### To be done
Return the listing below in full, with every line exactly as it is.

### Information provided
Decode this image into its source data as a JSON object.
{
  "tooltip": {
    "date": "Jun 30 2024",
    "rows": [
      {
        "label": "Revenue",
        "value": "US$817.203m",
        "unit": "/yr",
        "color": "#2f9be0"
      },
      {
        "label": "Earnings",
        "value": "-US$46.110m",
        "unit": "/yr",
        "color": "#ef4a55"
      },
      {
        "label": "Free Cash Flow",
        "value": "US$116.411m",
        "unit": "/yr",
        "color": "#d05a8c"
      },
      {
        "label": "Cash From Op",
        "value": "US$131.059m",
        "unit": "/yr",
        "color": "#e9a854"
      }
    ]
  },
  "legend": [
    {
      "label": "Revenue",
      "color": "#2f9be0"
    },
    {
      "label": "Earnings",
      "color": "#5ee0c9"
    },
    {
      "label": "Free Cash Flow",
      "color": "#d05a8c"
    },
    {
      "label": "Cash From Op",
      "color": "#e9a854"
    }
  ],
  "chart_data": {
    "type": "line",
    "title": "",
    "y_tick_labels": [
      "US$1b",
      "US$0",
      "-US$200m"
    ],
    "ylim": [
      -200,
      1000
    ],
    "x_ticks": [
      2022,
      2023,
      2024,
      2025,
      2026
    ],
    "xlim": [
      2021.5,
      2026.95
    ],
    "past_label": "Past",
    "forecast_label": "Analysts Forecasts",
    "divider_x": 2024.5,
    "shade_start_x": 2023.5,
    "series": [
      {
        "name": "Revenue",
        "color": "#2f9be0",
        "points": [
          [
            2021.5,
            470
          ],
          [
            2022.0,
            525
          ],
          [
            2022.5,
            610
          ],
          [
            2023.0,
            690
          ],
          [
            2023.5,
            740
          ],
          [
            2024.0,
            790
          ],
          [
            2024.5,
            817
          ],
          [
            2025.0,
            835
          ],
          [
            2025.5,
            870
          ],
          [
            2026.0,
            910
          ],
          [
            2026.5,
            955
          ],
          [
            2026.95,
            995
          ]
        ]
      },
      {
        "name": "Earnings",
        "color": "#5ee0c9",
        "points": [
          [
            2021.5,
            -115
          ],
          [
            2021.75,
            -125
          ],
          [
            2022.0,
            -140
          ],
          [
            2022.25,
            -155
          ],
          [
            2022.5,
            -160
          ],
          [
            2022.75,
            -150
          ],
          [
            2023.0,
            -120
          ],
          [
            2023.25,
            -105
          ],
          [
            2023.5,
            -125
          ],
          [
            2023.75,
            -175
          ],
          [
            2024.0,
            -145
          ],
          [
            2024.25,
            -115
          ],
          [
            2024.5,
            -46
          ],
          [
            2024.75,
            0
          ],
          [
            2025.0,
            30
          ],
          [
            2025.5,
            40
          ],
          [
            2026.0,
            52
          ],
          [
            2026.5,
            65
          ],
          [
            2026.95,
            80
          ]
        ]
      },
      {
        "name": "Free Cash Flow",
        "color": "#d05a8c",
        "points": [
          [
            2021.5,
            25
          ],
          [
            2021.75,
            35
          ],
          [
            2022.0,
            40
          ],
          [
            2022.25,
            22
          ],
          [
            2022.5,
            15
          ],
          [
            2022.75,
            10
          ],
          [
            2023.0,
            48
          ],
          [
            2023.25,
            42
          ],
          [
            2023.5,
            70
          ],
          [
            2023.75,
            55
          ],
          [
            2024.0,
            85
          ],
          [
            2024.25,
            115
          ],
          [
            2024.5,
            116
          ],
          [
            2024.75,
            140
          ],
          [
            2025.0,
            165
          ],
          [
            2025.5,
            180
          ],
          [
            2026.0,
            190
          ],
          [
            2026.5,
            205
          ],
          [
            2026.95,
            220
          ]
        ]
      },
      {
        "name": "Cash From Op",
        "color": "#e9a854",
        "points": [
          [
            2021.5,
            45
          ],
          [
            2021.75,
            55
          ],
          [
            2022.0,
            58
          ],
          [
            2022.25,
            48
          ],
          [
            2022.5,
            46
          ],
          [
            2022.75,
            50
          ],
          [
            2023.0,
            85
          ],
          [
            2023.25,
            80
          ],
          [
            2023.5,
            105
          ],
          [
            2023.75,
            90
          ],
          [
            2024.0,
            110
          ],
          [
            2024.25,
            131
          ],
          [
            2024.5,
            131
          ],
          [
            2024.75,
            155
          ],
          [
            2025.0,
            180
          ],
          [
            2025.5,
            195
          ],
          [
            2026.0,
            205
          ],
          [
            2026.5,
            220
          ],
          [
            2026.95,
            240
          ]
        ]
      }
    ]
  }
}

### Complete output
Decode this image into its source data as a JSON object.
{
  "tooltip": {
    "date": "Jun 30 2024",
    "rows": [
      {
        "label": "Revenue",
        "value": "US$817.203m",
        "unit": "/yr",
        "color": "#2f9be0"
      },
      {
        "label": "Earnings",
        "value": "-US$46.110m",
        "unit": "/yr",
        "color": "#ef4a55"
      },
      {
        "label": "Free Cash Flow",
        "value": "US$116.411m",
        "unit": "/yr",
        "color": "#d05a8c"
      },
      {
        "label": "Cash From Op",
        "value": "US$131.059m",
        "unit": "/yr",
        "color": "#e9a854"
      }
    ]
  },
  "legend": [
    {
      "label": "Revenue",
      "color": "#2f9be0"
    },
    {
      "label": "Earnings",
      "color": "#5ee0c9"
    },
    {
      "label": "Free Cash Flow",
      "color": "#d05a8c"
    },
    {
      "label": "Cash From Op",
      "color": "#e9a854"
    }
  ],
  "chart_data": {
    "type": "line",
    "title": "",
    "y_tick_labels": [
      "US$1b",
      "US$0",
      "-US$200m"
    ],
    "ylim": [
      -200,
      1000
    ],
    "x_ticks": [
      2022,
      2023,
      2024,
      2025,
      2026
    ],
    "xlim": [
      2021.5,
      2026.95
    ],
    "past_label": "Past",
    "forecast_label": "Analysts Forecasts",
    "divider_x": 2024.5,
    "shade_start_x": 2023.5,
    "series": [
      {
        "name": "Revenue",
        "color": "#2f9be0",
        "points": [
          [
            2021.5,
            470
          ],
          [
            2022.0,
            525
          ],
          [
            2022.5,
            610
          ],
          [
            2023.0,
            690
          ],
          [
            2023.5,
            740
          ],
          [
            2024.0,
            790
          ],
          [
            2024.5,
            817
          ],
          [
            2025.0,
            835
          ],
          [
            2025.5,
            870
          ],
          [
            2026.0,
            910
          ],
          [
            2026.5,
            955
          ],
          [
            2026.95,
            995
          ]
        ]
      },
      {
        "name": "Earnings",
        "color": "#5ee0c9",
        "points": [
          [
            2021.5,
            -115
          ],
          [
            2021.75,
            -125
          ],
          [
            2022.0,
            -140
          ],
          [
            2022.25,
            -155
          ],
          [
            2022.5,
            -160
          ],
          [
            2022.75,
            -150
          ],
          [
            2023.0,
            -120
          ],
          [
            2023.25,
            -105
          ],
          [
            2023.5,
            -125
          ],
          [
            2023.75,
            -175
          ],
          [
            2024.0,
            -145
          ],
          [
            2024.25,
            -115
          ],
          [
            2024.5,
            -46
          ],
          [
            2024.75,
            0
          ],
          [
            2025.0,
            30
          ],
          [
            2025.5,
            40
          ],
          [
            2026.0,
            52
          ],
          [
            2026.5,
            65
          ],
          [
            2026.95,
            80
          ]
        ]
      },
      {
        "name": "Free Cash Flow",
        "color": "#d05a8c",
        "points": [
          [
            2021.5,
            25
          ],
          [
            2021.75,
            35
          ],
          [
            2022.0,
            40
          ],
          [
            2022.25,
            22
          ],
          [
            2022.5,
            15
          ],
          [
            2022.75,
            10
          ],
          [
            2023.0,
            48
          ],
          [
            2023.25,
            42
          ],
          [
            2023.5,
            70
          ],
          [
            2023.75,
            55
          ],
          [
            2024.0,
            85
          ],
          [
            2024.25,
            115
          ],
          [
            2024.5,
            116
          ],
          [
            2024.75,
            140
          ],
          [
            2025.0,
            165
          ],
          [
            2025.5,
            180
          ],
          [
            2026.0,
            190
          ],
          [
            2026.5,
            205
          ],
          [
            2026.95,
            220
          ]
        ]
      },
      {
        "name": "Cash From Op",
        "color": "#e9a854",
        "points": [
          [
            2021.5,
            45
          ],
          [
            2021.75,
            55
          ],
          [
            2022.0,
            58
          ],
          [
            2022.25,
            48
          ],
          [
            2022.5,
            46
          ],
          [
            2022.75,
            50
          ],
          [
            2023.0,
            85
          ],
          [
            2023.25,
            80
          ],
          [
            2023.5,
            105
          ],
          [
            2023.75,
            90
          ],
          [
            2024.0,
            110
          ],
          [
            2024.25,
            131
          ],
          [
            2024.5,
            131
          ],
          [
            2024.75,
            155
          ],
          [
            2025.0,
            180
          ],
          [
            2025.5,
            195
          ],
          [
            2026.0,
            205
          ],
          [
            2026.5,
            220
          ],
          [
            2026.95,
            240
          ]
        ]
      }
    ]
  }
}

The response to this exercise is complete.